## Required work
Please repeat, word for word, everything from "The five values" down to "matching PERCENTILE_CONT behaviour." in the explanation of the SQL median calculation.

## Selected extract
****************
The five values sorted are 88, 95, 120, 145, 310. The middle value (position 3 of 5) is 120, making the median 120. PostgreSQL and MariaDB call PERCENTILE_CONT(0.5) as a plain aggregate. SQL Server's version is a window function that outputs a value for every input row — DISTINCT collapses those five identical 120 values into one row. The MySQL and SQLite workaround uses ROW_NUMBER to label rows 1–5 and COUNT(*) OVER () to get the total, then selects the middle row(s) — FLOOR((5+1)/2) and CEIL((5+1)/2) both equal 3 — and averages them. For an even row count, both floor and ceil pick different rows and AVG interpolates between them, matching PERCENTILE_CONT behaviour.
****************
## Information given
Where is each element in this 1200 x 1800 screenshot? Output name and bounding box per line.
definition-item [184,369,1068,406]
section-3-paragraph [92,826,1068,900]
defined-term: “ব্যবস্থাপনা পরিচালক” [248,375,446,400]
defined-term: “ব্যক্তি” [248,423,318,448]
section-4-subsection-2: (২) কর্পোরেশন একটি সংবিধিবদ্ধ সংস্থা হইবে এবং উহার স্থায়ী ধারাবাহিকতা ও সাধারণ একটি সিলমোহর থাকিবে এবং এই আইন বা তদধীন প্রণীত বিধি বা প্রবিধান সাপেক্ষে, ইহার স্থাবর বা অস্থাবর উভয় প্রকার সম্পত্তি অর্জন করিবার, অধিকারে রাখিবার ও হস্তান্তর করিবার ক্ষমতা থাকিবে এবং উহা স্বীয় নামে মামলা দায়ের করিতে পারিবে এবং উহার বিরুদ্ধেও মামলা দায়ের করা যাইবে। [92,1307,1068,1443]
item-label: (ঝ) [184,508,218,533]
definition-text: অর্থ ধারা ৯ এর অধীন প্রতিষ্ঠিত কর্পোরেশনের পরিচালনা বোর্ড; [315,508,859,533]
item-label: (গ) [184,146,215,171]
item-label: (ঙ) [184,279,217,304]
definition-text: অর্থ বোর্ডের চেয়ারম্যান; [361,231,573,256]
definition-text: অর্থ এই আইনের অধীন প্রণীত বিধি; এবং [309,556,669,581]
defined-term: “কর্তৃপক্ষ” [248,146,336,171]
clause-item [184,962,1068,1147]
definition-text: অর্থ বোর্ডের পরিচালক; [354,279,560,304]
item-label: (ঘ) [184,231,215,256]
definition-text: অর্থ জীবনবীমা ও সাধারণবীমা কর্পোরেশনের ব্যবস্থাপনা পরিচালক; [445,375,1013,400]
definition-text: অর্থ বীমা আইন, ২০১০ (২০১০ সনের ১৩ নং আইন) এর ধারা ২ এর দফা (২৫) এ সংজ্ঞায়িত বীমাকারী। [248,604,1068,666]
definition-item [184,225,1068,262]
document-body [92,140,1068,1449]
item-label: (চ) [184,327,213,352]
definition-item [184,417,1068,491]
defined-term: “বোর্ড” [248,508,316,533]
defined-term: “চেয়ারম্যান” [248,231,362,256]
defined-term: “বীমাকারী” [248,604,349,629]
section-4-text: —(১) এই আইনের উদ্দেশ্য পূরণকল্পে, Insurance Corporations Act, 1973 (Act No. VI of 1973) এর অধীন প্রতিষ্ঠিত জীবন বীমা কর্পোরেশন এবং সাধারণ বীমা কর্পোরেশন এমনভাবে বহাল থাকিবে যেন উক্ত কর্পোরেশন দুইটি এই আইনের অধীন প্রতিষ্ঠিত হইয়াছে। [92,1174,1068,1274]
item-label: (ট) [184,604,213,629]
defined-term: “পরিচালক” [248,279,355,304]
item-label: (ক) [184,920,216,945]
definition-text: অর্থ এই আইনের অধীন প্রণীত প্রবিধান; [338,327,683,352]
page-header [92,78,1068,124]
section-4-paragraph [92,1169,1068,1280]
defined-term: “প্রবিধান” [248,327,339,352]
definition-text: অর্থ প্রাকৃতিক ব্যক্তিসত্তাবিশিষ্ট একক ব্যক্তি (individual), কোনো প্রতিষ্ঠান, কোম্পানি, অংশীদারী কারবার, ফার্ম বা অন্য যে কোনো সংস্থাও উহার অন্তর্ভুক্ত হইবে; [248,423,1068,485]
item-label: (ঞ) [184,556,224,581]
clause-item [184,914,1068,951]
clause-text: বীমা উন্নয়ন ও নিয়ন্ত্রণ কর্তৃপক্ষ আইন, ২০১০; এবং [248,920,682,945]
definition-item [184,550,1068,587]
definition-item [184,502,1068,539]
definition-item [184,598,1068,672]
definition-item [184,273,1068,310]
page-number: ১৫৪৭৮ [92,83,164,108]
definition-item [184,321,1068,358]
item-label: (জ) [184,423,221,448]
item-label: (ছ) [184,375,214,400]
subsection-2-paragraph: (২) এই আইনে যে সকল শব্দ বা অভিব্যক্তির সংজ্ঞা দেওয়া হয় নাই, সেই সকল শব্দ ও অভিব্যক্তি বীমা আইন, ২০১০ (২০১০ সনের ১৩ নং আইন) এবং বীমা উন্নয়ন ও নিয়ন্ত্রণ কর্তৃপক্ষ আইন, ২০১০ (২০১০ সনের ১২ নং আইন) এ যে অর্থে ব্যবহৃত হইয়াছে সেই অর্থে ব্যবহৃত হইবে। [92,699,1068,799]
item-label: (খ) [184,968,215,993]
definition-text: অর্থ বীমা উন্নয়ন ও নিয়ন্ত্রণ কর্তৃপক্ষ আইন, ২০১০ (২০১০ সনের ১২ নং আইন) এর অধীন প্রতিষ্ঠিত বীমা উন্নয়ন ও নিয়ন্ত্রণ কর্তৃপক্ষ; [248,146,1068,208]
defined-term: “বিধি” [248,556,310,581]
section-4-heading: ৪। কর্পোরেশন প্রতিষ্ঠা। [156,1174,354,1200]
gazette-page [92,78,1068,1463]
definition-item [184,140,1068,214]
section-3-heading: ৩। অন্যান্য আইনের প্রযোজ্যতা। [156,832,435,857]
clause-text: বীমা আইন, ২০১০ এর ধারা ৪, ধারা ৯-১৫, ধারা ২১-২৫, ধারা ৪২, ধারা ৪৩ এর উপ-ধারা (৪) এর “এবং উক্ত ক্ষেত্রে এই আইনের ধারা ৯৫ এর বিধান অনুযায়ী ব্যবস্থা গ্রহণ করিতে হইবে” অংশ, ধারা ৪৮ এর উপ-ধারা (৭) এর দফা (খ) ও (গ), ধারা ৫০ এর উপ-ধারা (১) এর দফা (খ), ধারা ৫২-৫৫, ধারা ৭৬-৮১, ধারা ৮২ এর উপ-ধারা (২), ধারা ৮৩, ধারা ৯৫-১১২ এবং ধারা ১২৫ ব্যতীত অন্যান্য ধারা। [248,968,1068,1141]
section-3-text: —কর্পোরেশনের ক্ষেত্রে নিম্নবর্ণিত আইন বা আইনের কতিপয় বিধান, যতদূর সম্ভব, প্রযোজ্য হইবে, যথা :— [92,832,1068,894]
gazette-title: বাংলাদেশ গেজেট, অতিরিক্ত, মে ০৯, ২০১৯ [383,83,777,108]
****************
## Answer to this exercise
The five values sorted are 88, 95, 120, 145, 310. The middle value (position 3 of 5) is 120, making the median 120. PostgreSQL and MariaDB call PERCENTILE_CONT(0.5) as a plain aggregate. SQL Server's version is a window function that outputs a value for every input row — DISTINCT collapses those five identical 120 values into one row. The MySQL and SQLite workaround uses ROW_NUMBER to label rows 1–5 and COUNT(*) OVER () to get the total, then selects the middle row(s) — FLOOR((5+1)/2) and CEIL((5+1)/2) both equal 3 — and averages them. For an even row count, both floor and ceil pick different rows and AVG interpolates between them, matching PERCENTILE_CONT behaviour.